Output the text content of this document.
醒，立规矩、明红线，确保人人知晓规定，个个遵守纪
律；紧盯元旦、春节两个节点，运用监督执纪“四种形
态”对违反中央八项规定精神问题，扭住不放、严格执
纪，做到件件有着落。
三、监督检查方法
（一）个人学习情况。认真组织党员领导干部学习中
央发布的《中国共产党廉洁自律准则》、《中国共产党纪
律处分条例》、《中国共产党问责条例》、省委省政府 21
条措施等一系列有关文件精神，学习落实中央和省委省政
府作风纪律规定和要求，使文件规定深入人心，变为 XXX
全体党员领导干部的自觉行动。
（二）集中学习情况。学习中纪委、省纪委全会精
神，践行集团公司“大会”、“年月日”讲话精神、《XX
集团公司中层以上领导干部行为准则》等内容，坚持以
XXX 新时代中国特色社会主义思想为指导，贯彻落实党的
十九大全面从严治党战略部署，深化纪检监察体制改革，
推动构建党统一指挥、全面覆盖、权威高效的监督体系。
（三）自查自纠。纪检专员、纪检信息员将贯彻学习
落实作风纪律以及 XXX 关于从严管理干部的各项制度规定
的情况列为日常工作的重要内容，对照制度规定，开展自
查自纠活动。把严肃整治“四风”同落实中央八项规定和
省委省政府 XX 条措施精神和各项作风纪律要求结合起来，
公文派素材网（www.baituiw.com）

-=-=-

> **What this task involves**
Copy the material above back out, exactly as written.

> **Answer**
Output the text content of this document.
醒，立规矩、明红线，确保人人知晓规定，个个遵守纪
律；紧盯元旦、春节两个节点，运用监督执纪“四种形
态”对违反中央八项规定精神问题，扭住不放、严格执
纪，做到件件有着落。
三、监督检查方法
（一）个人学习情况。认真组织党员领导干部学习中
央发布的《中国共产党廉洁自律准则》、《中国共产党纪
律处分条例》、《中国共产党问责条例》、省委省政府 21
条措施等一系列有关文件精神，学习落实中央和省委省政
府作风纪律规定和要求，使文件规定深入人心，变为 XXX
全体党员领导干部的自觉行动。
（二）集中学习情况。学习中纪委、省纪委全会精
神，践行集团公司“大会”、“年月日”讲话精神、《XX
集团公司中层以上领导干部行为准则》等内容，坚持以
XXX 新时代中国特色社会主义思想为指导，贯彻落实党的
十九大全面从严治党战略部署，深化纪检监察体制改革，
推动构建党统一指挥、全面覆盖、权威高效的监督体系。
（三）自查自纠。纪检专员、纪检信息员将贯彻学习
落实作风纪律以及 XXX 关于从严管理干部的各项制度规定
的情况列为日常工作的重要内容，对照制度规定，开展自
查自纠活动。把严肃整治“四风”同落实中央八项规定和
省委省政府 XX 条措施精神和各项作风纪律要求结合起来，
公文派素材网（www.baituiw.com）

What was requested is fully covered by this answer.